- _Instructions for the task_: Work out the number of lines with "Moottoripyöräilyyn" in them. Reply with that number and no other words.
━━ Task inputs
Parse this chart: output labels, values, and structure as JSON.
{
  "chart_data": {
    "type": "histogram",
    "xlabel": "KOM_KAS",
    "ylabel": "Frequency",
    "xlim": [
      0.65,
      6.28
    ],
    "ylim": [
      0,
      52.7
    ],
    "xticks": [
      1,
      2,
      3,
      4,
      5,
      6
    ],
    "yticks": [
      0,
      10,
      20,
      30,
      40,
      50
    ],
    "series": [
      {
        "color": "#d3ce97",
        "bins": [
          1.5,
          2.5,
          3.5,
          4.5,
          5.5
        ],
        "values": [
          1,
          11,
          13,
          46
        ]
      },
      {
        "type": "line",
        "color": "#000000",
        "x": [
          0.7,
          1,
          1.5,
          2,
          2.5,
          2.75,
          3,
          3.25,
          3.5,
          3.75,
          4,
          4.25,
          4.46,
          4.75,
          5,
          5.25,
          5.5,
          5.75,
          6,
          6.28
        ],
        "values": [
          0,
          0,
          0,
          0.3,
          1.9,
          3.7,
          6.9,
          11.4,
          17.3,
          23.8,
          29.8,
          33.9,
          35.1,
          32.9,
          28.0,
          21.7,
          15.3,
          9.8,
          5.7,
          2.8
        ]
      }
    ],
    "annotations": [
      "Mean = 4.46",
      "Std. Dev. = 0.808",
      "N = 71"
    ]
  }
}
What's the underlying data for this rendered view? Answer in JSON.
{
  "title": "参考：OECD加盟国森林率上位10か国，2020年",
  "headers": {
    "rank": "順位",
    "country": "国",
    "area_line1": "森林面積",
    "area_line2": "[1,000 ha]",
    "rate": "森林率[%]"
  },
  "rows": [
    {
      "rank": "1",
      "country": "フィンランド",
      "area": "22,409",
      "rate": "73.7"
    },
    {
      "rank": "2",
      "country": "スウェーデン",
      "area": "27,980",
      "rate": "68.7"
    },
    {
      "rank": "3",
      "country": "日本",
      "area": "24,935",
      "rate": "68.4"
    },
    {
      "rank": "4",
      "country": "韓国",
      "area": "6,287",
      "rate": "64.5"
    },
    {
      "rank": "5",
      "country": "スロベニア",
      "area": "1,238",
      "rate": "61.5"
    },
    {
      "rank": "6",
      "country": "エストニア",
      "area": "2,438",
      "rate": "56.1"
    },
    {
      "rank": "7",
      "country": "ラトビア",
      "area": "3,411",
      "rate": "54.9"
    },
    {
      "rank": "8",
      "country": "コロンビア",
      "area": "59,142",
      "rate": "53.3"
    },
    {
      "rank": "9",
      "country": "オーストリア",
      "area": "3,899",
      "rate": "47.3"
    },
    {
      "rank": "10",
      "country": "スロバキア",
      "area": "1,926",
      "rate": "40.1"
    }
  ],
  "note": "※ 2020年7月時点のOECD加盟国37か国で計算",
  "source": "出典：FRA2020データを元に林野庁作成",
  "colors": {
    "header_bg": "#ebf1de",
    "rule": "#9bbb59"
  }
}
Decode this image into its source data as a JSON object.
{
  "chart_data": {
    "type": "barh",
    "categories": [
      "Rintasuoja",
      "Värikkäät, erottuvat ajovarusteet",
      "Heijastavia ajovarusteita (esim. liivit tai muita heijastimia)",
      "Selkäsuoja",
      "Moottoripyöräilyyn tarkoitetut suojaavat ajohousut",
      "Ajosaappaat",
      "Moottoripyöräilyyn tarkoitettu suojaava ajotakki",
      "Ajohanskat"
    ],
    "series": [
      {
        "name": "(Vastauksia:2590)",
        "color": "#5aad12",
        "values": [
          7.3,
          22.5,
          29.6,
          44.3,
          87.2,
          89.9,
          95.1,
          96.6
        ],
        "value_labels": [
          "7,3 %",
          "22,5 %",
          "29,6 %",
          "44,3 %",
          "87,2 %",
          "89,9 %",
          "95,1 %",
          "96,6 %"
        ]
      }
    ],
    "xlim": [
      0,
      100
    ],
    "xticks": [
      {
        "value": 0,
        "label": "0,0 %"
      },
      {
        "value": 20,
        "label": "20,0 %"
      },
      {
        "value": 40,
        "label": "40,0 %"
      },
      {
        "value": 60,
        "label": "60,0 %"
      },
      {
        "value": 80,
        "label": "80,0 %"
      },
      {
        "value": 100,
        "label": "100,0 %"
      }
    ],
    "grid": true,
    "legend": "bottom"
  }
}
━━━━
- _Answer to the problem_: 2